▶ YOUR INSTRUCTIONS: Return each line of the records with nothing changed, pictures excepted.

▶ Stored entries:
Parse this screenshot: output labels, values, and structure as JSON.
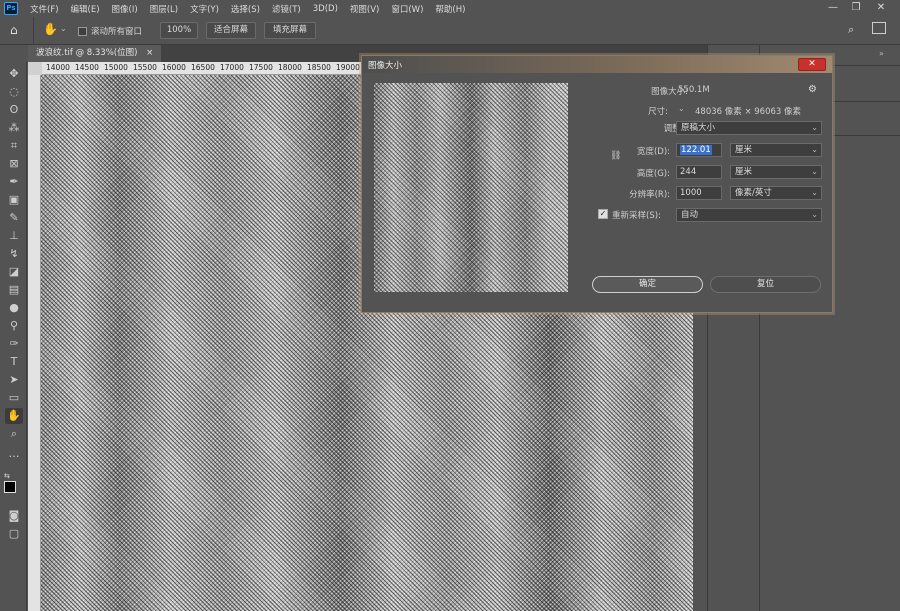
{
  "menubar": {
    "app_logo": "Ps",
    "items": [
      "文件(F)",
      "编辑(E)",
      "图像(I)",
      "图层(L)",
      "文字(Y)",
      "选择(S)",
      "滤镜(T)",
      "3D(D)",
      "视图(V)",
      "窗口(W)",
      "帮助(H)"
    ]
  },
  "options_bar": {
    "scroll_all_label": "滚动所有窗口",
    "zoom_button": "100%",
    "fit_screen": "适合屏幕",
    "fill_screen": "填充屏幕"
  },
  "document": {
    "tab_title": "波浪纹.tif @ 8.33%(位图)",
    "tab_close": "×"
  },
  "ruler": {
    "h_labels": [
      "14000",
      "14500",
      "15000",
      "15500",
      "16000",
      "16500",
      "17000",
      "17500",
      "18000",
      "18500",
      "19000"
    ]
  },
  "dialog": {
    "title": "图像大小",
    "close": "✕",
    "image_size_label": "图像大小:",
    "image_size_value": "550.1M",
    "dimensions_label": "尺寸:",
    "dimensions_value": "48036 像素 × 96063 像素",
    "fit_to_label": "调整为:",
    "fit_to_value": "原稿大小",
    "width_label": "宽度(D):",
    "width_value": "122.01",
    "width_unit": "厘米",
    "height_label": "高度(G):",
    "height_value": "244",
    "height_unit": "厘米",
    "resolution_label": "分辨率(R):",
    "resolution_value": "1000",
    "resolution_unit": "像素/英寸",
    "resample_label": "重新采样(S):",
    "resample_value": "自动",
    "ok_button": "确定",
    "reset_button": "复位"
  }
}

▶ TASK OUTPUT:
Parse this screenshot: output labels, values, and structure as JSON.
{
  "menubar": {
    "app_logo": "Ps",
    "items": [
      "文件(F)",
      "编辑(E)",
      "图像(I)",
      "图层(L)",
      "文字(Y)",
      "选择(S)",
      "滤镜(T)",
      "3D(D)",
      "视图(V)",
      "窗口(W)",
      "帮助(H)"
    ]
  },
  "options_bar": {
    "scroll_all_label": "滚动所有窗口",
    "zoom_button": "100%",
    "fit_screen": "适合屏幕",
    "fill_screen": "填充屏幕"
  },
  "document": {
    "tab_title": "波浪纹.tif @ 8.33%(位图)",
    "tab_close": "×"
  },
  "ruler": {
    "h_labels": [
      "14000",
      "14500",
      "15000",
      "15500",
      "16000",
      "16500",
      "17000",
      "17500",
      "18000",
      "18500",
      "19000"
    ]
  },
  "dialog": {
    "title": "图像大小",
    "close": "✕",
    "image_size_label": "图像大小:",
    "image_size_value": "550.1M",
    "dimensions_label": "尺寸:",
    "dimensions_value": "48036 像素 × 96063 像素",
    "fit_to_label": "调整为:",
    "fit_to_value": "原稿大小",
    "width_label": "宽度(D):",
    "width_value": "122.01",
    "width_unit": "厘米",
    "height_label": "高度(G):",
    "height_value": "244",
    "height_unit": "厘米",
    "resolution_label": "分辨率(R):",
    "resolution_value": "1000",
    "resolution_unit": "像素/英寸",
    "resample_label": "重新采样(S):",
    "resample_value": "自动",
    "ok_button": "确定",
    "reset_button": "复位"
  }
}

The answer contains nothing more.